- Provided records:
* * *

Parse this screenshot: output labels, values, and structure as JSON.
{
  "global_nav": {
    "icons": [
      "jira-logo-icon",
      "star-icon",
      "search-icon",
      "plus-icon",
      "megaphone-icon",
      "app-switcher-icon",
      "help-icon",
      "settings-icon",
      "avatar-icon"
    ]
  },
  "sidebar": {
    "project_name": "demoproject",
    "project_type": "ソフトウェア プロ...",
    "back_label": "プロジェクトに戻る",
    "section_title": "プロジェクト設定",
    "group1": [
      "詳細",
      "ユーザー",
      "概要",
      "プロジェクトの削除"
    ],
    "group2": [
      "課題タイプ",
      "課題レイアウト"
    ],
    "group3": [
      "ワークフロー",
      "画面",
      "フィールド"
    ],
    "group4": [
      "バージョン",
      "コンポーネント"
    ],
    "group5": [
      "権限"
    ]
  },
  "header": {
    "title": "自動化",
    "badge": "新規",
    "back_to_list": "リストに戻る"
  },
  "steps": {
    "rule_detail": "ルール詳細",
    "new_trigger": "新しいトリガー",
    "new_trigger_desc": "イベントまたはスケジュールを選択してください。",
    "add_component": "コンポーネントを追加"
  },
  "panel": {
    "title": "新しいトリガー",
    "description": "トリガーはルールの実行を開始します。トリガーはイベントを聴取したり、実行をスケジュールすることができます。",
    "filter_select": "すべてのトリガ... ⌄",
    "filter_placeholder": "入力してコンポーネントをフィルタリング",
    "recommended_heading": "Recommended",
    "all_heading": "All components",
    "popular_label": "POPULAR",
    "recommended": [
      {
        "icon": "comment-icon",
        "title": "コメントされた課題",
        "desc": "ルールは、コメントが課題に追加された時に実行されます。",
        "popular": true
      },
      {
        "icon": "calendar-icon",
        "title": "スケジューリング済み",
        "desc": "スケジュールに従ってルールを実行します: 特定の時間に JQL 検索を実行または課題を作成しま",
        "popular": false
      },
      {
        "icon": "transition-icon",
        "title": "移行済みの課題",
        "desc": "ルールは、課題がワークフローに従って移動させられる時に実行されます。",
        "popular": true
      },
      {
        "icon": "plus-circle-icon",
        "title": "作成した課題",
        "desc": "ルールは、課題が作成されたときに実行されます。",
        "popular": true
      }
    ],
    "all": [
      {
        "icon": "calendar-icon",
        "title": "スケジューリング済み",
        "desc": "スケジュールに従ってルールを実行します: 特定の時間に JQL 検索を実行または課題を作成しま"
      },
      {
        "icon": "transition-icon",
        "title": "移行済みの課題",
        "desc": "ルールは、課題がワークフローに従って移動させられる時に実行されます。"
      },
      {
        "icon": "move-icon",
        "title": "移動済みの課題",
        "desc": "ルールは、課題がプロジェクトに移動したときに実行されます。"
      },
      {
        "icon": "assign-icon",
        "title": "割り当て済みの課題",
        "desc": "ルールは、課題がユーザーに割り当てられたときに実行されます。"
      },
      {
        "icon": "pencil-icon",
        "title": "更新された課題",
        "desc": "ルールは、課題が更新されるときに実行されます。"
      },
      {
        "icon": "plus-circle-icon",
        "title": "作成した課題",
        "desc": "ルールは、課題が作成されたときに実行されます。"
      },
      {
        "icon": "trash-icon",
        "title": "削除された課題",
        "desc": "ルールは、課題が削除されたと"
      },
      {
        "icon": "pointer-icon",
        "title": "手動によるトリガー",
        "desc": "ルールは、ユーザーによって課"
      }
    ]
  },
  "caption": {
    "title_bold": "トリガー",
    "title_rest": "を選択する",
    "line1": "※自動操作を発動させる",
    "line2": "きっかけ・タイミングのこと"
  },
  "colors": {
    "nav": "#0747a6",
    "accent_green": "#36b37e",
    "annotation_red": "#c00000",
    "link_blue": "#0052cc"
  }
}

* * *

- Challenge:
All of the entries need to be reproduced exactly; please write them out.

- Written solution:
Parse this screenshot: output labels, values, and structure as JSON.
{
  "global_nav": {
    "icons": [
      "jira-logo-icon",
      "star-icon",
      "search-icon",
      "plus-icon",
      "megaphone-icon",
      "app-switcher-icon",
      "help-icon",
      "settings-icon",
      "avatar-icon"
    ]
  },
  "sidebar": {
    "project_name": "demoproject",
    "project_type": "ソフトウェア プロ...",
    "back_label": "プロジェクトに戻る",
    "section_title": "プロジェクト設定",
    "group1": [
      "詳細",
      "ユーザー",
      "概要",
      "プロジェクトの削除"
    ],
    "group2": [
      "課題タイプ",
      "課題レイアウト"
    ],
    "group3": [
      "ワークフロー",
      "画面",
      "フィールド"
    ],
    "group4": [
      "バージョン",
      "コンポーネント"
    ],
    "group5": [
      "権限"
    ]
  },
  "header": {
    "title": "自動化",
    "badge": "新規",
    "back_to_list": "リストに戻る"
  },
  "steps": {
    "rule_detail": "ルール詳細",
    "new_trigger": "新しいトリガー",
    "new_trigger_desc": "イベントまたはスケジュールを選択してください。",
    "add_component": "コンポーネントを追加"
  },
  "panel": {
    "title": "新しいトリガー",
    "description": "トリガーはルールの実行を開始します。トリガーはイベントを聴取したり、実行をスケジュールすることができます。",
    "filter_select": "すべてのトリガ... ⌄",
    "filter_placeholder": "入力してコンポーネントをフィルタリング",
    "recommended_heading": "Recommended",
    "all_heading": "All components",
    "popular_label": "POPULAR",
    "recommended": [
      {
        "icon": "comment-icon",
        "title": "コメントされた課題",
        "desc": "ルールは、コメントが課題に追加された時に実行されます。",
        "popular": true
      },
      {
        "icon": "calendar-icon",
        "title": "スケジューリング済み",
        "desc": "スケジュールに従ってルールを実行します: 特定の時間に JQL 検索を実行または課題を作成しま",
        "popular": false
      },
      {
        "icon": "transition-icon",
        "title": "移行済みの課題",
        "desc": "ルールは、課題がワークフローに従って移動させられる時に実行されます。",
        "popular": true
      },
      {
        "icon": "plus-circle-icon",
        "title": "作成した課題",
        "desc": "ルールは、課題が作成されたときに実行されます。",
        "popular": true
      }
    ],
    "all": [
      {
        "icon": "calendar-icon",
        "title": "スケジューリング済み",
        "desc": "スケジュールに従ってルールを実行します: 特定の時間に JQL 検索を実行または課題を作成しま"
      },
      {
        "icon": "transition-icon",
        "title": "移行済みの課題",
        "desc": "ルールは、課題がワークフローに従って移動させられる時に実行されます。"
      },
      {
        "icon": "move-icon",
        "title": "移動済みの課題",
        "desc": "ルールは、課題がプロジェクトに移動したときに実行されます。"
      },
      {
        "icon": "assign-icon",
        "title": "割り当て済みの課題",
        "desc": "ルールは、課題がユーザーに割り当てられたときに実行されます。"
      },
      {
        "icon": "pencil-icon",
        "title": "更新された課題",
        "desc": "ルールは、課題が更新されるときに実行されます。"
      },
      {
        "icon": "plus-circle-icon",
        "title": "作成した課題",
        "desc": "ルールは、課題が作成されたときに実行されます。"
      },
      {
        "icon": "trash-icon",
        "title": "削除された課題",
        "desc": "ルールは、課題が削除されたと"
      },
      {
        "icon": "pointer-icon",
        "title": "手動によるトリガー",
        "desc": "ルールは、ユーザーによって課"
      }
    ]
  },
  "caption": {
    "title_bold": "トリガー",
    "title_rest": "を選択する",
    "line1": "※自動操作を発動させる",
    "line2": "きっかけ・タイミングのこと"
  },
  "colors": {
    "nav": "#0747a6",
    "accent_green": "#36b37e",
    "annotation_red": "#c00000",
    "link_blue": "#0052cc"
  }
}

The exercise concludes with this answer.